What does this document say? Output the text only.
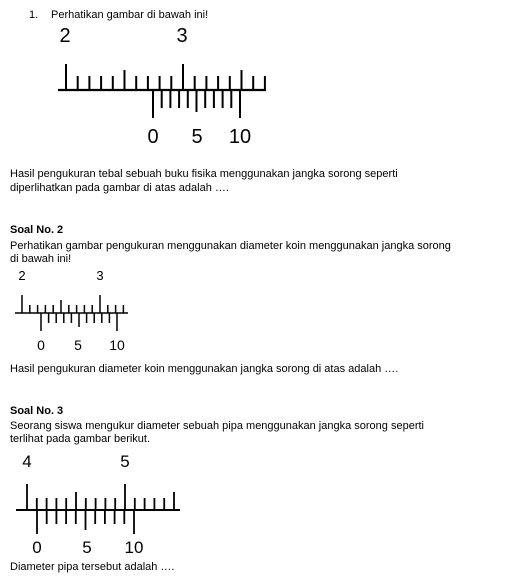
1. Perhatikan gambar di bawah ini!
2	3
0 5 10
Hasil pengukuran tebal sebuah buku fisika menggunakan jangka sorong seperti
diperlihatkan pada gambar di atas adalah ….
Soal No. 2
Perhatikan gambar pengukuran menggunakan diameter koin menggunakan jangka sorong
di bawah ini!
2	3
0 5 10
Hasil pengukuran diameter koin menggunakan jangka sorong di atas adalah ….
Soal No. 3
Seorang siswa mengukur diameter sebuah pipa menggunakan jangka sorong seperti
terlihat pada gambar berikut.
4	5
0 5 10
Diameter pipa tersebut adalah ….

------------------------------------------------------------------------

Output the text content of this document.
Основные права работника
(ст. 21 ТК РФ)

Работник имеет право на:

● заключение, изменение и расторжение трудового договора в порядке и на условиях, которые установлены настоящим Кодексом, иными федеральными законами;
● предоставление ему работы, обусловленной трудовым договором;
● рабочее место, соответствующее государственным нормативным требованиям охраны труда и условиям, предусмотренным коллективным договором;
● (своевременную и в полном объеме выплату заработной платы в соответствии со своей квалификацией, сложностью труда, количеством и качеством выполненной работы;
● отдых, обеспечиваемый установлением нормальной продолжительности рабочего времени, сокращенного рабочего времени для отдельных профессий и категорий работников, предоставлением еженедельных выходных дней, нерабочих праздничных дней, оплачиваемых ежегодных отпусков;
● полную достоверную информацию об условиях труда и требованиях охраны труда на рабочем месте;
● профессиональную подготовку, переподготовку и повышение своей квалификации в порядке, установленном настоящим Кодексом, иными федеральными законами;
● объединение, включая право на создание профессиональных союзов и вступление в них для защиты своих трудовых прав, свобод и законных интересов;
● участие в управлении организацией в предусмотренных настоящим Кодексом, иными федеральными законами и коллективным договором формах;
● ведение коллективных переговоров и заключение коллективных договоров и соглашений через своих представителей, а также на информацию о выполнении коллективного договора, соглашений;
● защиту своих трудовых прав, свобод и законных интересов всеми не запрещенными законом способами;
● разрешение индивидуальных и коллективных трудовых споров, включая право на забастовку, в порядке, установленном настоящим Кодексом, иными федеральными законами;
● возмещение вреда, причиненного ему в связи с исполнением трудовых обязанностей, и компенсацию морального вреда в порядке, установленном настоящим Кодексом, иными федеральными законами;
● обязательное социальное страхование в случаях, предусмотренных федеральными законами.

------------------------------------------------------------------------

WHAT THE TASK REQUIRES:
Using the data above, copy each line that contains "atas".

FINISHED TASK:
diperlihatkan pada gambar di atas adalah ….
Hasil pengukuran diameter koin menggunakan jangka sorong di atas adalah ….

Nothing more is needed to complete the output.